◆ Stated task ◆
Which lines in the records below contain the word "yordam"? Copy each of them.

[Excerpt from a dataset]
=-=-=-=-=
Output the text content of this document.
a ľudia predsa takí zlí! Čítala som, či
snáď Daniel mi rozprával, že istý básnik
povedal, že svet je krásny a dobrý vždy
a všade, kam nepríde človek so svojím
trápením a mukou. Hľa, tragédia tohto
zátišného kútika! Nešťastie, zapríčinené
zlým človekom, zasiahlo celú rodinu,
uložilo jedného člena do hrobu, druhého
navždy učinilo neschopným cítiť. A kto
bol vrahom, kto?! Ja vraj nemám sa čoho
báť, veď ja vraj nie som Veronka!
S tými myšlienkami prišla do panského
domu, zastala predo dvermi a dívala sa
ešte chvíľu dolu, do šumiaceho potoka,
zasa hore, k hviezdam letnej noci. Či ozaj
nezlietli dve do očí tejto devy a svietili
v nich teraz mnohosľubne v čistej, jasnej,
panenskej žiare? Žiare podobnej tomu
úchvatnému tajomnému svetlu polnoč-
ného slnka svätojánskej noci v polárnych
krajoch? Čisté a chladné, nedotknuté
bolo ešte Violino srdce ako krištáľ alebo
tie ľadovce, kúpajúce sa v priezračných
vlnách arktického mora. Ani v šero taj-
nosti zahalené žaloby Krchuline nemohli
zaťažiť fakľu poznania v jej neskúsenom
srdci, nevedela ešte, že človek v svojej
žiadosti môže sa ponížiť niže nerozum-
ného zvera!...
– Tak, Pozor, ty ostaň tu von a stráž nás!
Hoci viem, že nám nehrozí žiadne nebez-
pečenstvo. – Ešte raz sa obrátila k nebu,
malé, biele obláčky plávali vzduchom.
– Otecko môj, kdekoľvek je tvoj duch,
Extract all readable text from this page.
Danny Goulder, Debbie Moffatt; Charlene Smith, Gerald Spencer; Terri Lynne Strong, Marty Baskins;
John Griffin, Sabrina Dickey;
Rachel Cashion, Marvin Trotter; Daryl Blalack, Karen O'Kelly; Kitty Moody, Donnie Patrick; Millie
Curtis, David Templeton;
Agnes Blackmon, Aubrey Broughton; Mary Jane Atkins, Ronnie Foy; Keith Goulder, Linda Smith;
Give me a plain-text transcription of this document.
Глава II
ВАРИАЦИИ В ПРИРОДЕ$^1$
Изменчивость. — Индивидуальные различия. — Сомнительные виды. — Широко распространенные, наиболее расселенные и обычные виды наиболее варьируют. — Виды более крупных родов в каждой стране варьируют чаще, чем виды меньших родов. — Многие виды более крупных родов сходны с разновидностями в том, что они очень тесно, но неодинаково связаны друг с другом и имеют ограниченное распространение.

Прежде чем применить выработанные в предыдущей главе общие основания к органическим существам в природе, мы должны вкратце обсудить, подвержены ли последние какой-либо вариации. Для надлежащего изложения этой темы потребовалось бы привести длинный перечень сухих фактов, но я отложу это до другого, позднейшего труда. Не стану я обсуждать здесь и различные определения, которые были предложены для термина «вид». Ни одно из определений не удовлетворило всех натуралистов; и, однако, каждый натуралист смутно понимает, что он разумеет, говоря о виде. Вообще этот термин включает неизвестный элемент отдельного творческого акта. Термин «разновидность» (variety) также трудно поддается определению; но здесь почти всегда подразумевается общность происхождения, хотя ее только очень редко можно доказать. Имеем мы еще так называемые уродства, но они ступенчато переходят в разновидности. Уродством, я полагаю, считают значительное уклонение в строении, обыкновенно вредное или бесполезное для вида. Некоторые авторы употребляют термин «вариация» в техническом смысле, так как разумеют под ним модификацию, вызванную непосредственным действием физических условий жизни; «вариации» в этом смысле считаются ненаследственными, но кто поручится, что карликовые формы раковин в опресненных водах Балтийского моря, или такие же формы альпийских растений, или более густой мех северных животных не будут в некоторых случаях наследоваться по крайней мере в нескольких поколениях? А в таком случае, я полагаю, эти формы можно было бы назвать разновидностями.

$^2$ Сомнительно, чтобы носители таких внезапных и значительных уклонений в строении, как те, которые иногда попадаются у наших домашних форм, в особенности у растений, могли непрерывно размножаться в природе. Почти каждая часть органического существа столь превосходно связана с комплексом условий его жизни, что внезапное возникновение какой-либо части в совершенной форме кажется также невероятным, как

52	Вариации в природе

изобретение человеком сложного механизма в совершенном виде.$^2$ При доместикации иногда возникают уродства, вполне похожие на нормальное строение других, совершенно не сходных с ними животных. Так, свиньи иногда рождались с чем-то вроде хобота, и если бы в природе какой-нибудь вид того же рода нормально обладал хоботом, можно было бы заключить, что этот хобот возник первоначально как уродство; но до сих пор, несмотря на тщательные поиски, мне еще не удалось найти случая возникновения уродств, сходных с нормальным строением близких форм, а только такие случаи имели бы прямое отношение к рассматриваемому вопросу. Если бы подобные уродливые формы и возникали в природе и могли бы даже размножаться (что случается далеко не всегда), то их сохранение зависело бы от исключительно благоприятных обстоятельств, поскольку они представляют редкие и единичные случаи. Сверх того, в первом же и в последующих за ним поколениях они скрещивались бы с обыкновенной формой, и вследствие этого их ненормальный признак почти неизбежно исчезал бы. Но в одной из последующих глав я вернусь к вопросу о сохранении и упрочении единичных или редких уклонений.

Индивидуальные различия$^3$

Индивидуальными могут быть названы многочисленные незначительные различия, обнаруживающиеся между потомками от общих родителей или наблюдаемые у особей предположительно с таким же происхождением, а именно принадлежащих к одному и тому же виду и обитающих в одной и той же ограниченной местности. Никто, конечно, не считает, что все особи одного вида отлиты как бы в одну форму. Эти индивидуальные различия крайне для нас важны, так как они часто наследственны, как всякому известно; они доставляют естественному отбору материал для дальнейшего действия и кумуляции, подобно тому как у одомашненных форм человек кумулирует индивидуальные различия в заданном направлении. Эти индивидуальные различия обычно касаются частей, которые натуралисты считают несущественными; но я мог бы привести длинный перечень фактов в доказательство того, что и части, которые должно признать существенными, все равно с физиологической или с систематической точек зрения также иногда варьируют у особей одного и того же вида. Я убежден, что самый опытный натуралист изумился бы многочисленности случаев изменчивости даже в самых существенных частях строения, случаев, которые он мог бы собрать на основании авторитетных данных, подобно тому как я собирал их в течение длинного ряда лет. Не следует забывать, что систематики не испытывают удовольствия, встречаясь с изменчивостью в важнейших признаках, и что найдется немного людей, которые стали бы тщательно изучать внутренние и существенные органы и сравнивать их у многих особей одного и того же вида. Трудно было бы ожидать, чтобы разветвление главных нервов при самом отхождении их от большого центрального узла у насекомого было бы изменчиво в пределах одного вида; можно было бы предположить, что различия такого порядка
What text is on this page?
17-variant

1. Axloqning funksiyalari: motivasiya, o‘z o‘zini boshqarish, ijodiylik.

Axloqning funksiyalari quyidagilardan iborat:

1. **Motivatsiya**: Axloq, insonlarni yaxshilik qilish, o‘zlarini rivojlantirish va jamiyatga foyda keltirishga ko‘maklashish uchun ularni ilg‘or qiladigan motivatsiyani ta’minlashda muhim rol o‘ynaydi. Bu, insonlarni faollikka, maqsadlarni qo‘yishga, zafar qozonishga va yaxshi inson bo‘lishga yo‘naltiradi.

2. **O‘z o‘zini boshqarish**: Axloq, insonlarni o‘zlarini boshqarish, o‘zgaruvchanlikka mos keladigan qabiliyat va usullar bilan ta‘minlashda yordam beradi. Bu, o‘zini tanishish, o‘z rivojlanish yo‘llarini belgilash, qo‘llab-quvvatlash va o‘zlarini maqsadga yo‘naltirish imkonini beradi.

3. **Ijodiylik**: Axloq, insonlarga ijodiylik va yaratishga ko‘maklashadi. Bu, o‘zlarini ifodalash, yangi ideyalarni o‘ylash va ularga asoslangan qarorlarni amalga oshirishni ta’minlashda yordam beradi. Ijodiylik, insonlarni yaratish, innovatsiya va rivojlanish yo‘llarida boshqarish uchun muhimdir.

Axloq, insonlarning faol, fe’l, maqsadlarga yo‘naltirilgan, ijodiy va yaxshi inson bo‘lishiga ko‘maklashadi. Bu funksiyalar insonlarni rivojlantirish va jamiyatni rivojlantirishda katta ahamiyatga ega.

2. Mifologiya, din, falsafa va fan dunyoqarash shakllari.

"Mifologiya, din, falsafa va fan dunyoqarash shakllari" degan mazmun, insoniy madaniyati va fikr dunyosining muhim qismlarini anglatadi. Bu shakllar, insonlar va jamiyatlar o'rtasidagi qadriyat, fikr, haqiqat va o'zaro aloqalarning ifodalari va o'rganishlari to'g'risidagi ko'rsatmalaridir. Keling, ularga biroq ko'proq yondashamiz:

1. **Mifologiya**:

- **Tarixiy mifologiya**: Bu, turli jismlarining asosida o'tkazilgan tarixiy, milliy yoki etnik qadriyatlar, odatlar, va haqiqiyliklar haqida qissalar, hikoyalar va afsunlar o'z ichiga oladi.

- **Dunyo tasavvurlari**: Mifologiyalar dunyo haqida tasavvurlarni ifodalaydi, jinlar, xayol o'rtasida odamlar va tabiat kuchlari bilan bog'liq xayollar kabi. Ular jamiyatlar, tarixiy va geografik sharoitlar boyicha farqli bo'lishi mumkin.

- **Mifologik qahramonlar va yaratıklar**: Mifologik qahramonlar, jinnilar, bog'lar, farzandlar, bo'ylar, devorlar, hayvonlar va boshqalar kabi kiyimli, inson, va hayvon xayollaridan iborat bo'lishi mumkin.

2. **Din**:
=-=-=-=-=
◆ Response for this exercise ◆
2. **O‘z o‘zini boshqarish**: Axloq, insonlarni o‘zlarini boshqarish, o‘zgaruvchanlikka mos keladigan qabiliyat va usullar bilan ta‘minlashda yordam beradi. Bu, o‘zini tanishish, o‘z rivojlanish yo‘llarini belgilash, qo‘llab-quvvatlash va o‘zlarini maqsadga yo‘naltirish imkonini beradi.
3. **Ijodiylik**: Axloq, insonlarga ijodiylik va yaratishga ko‘maklashadi. Bu, o‘zlarini ifodalash, yangi ideyalarni o‘ylash va ularga asoslangan qarorlarni amalga oshirishni ta’minlashda yordam beradi. Ijodiylik, insonlarni yaratish, innovatsiya va rivojlanish yo‘llarida boshqarish uchun muhimdir.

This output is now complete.